(Records that describe figures)
● ● ●

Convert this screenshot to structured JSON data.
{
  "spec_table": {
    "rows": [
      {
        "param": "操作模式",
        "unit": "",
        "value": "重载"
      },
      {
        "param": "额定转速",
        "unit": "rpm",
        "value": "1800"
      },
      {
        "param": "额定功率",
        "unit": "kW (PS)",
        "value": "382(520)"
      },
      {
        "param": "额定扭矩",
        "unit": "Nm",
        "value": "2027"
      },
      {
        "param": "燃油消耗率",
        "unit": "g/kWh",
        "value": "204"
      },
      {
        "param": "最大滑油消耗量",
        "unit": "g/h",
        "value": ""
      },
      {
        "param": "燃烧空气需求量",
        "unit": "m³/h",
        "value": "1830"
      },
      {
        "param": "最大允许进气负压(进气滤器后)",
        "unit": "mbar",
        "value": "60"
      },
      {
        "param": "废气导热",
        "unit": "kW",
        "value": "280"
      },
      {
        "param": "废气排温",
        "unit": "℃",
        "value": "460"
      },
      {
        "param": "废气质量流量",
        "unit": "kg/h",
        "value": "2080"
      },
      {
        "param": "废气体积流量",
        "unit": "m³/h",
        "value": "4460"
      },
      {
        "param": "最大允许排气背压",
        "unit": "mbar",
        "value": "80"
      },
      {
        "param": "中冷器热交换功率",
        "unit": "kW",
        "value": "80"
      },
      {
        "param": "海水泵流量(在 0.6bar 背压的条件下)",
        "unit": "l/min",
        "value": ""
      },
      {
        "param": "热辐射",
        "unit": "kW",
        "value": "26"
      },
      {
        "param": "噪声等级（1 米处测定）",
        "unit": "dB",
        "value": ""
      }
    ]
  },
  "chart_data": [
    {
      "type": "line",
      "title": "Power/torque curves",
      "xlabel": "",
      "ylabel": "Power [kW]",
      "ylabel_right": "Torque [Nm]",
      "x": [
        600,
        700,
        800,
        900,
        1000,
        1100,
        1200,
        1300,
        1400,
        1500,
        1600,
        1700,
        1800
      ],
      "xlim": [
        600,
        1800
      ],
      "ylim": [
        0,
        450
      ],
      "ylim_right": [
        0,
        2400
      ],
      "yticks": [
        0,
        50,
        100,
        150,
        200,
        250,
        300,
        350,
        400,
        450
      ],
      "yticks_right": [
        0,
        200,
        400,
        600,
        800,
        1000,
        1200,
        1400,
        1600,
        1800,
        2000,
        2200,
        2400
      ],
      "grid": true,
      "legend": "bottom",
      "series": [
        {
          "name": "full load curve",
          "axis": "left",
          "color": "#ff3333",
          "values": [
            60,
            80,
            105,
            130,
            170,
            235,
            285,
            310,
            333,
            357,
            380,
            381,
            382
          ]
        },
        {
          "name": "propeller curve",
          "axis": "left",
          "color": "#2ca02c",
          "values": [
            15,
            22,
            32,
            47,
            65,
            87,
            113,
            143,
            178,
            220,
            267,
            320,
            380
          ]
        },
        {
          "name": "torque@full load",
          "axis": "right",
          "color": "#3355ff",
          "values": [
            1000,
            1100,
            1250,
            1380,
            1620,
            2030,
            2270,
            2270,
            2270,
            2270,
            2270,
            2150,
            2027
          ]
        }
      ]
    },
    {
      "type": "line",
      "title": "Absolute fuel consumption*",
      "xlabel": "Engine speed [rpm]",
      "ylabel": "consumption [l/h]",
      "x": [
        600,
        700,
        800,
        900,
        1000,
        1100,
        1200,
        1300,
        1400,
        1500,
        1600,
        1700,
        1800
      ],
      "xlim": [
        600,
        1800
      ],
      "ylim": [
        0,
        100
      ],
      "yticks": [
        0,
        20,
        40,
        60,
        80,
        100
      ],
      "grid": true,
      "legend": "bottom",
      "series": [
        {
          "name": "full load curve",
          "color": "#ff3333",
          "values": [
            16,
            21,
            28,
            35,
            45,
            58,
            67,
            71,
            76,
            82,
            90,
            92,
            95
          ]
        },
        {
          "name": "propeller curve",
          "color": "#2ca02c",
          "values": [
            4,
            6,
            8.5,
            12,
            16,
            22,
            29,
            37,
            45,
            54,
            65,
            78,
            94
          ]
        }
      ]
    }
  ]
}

● ● ●

Output the records exactly, including every line.

Solution:
Convert this screenshot to structured JSON data.
{
  "spec_table": {
    "rows": [
      {
        "param": "操作模式",
        "unit": "",
        "value": "重载"
      },
      {
        "param": "额定转速",
        "unit": "rpm",
        "value": "1800"
      },
      {
        "param": "额定功率",
        "unit": "kW (PS)",
        "value": "382(520)"
      },
      {
        "param": "额定扭矩",
        "unit": "Nm",
        "value": "2027"
      },
      {
        "param": "燃油消耗率",
        "unit": "g/kWh",
        "value": "204"
      },
      {
        "param": "最大滑油消耗量",
        "unit": "g/h",
        "value": ""
      },
      {
        "param": "燃烧空气需求量",
        "unit": "m³/h",
        "value": "1830"
      },
      {
        "param": "最大允许进气负压(进气滤器后)",
        "unit": "mbar",
        "value": "60"
      },
      {
        "param": "废气导热",
        "unit": "kW",
        "value": "280"
      },
      {
        "param": "废气排温",
        "unit": "℃",
        "value": "460"
      },
      {
        "param": "废气质量流量",
        "unit": "kg/h",
        "value": "2080"
      },
      {
        "param": "废气体积流量",
        "unit": "m³/h",
        "value": "4460"
      },
      {
        "param": "最大允许排气背压",
        "unit": "mbar",
        "value": "80"
      },
      {
        "param": "中冷器热交换功率",
        "unit": "kW",
        "value": "80"
      },
      {
        "param": "海水泵流量(在 0.6bar 背压的条件下)",
        "unit": "l/min",
        "value": ""
      },
      {
        "param": "热辐射",
        "unit": "kW",
        "value": "26"
      },
      {
        "param": "噪声等级（1 米处测定）",
        "unit": "dB",
        "value": ""
      }
    ]
  },
  "chart_data": [
    {
      "type": "line",
      "title": "Power/torque curves",
      "xlabel": "",
      "ylabel": "Power [kW]",
      "ylabel_right": "Torque [Nm]",
      "x": [
        600,
        700,
        800,
        900,
        1000,
        1100,
        1200,
        1300,
        1400,
        1500,
        1600,
        1700,
        1800
      ],
      "xlim": [
        600,
        1800
      ],
      "ylim": [
        0,
        450
      ],
      "ylim_right": [
        0,
        2400
      ],
      "yticks": [
        0,
        50,
        100,
        150,
        200,
        250,
        300,
        350,
        400,
        450
      ],
      "yticks_right": [
        0,
        200,
        400,
        600,
        800,
        1000,
        1200,
        1400,
        1600,
        1800,
        2000,
        2200,
        2400
      ],
      "grid": true,
      "legend": "bottom",
      "series": [
        {
          "name": "full load curve",
          "axis": "left",
          "color": "#ff3333",
          "values": [
            60,
            80,
            105,
            130,
            170,
            235,
            285,
            310,
            333,
            357,
            380,
            381,
            382
          ]
        },
        {
          "name": "propeller curve",
          "axis": "left",
          "color": "#2ca02c",
          "values": [
            15,
            22,
            32,
            47,
            65,
            87,
            113,
            143,
            178,
            220,
            267,
            320,
            380
          ]
        },
        {
          "name": "torque@full load",
          "axis": "right",
          "color": "#3355ff",
          "values": [
            1000,
            1100,
            1250,
            1380,
            1620,
            2030,
            2270,
            2270,
            2270,
            2270,
            2270,
            2150,
            2027
          ]
        }
      ]
    },
    {
      "type": "line",
      "title": "Absolute fuel consumption*",
      "xlabel": "Engine speed [rpm]",
      "ylabel": "consumption [l/h]",
      "x": [
        600,
        700,
        800,
        900,
        1000,
        1100,
        1200,
        1300,
        1400,
        1500,
        1600,
        1700,
        1800
      ],
      "xlim": [
        600,
        1800
      ],
      "ylim": [
        0,
        100
      ],
      "yticks": [
        0,
        20,
        40,
        60,
        80,
        100
      ],
      "grid": true,
      "legend": "bottom",
      "series": [
        {
          "name": "full load curve",
          "color": "#ff3333",
          "values": [
            16,
            21,
            28,
            35,
            45,
            58,
            67,
            71,
            76,
            82,
            90,
            92,
            95
          ]
        },
        {
          "name": "propeller curve",
          "color": "#2ca02c",
          "values": [
            4,
            6,
            8.5,
            12,
            16,
            22,
            29,
            37,
            45,
            54,
            65,
            78,
            94
          ]
        }
      ]
    }
  ]
}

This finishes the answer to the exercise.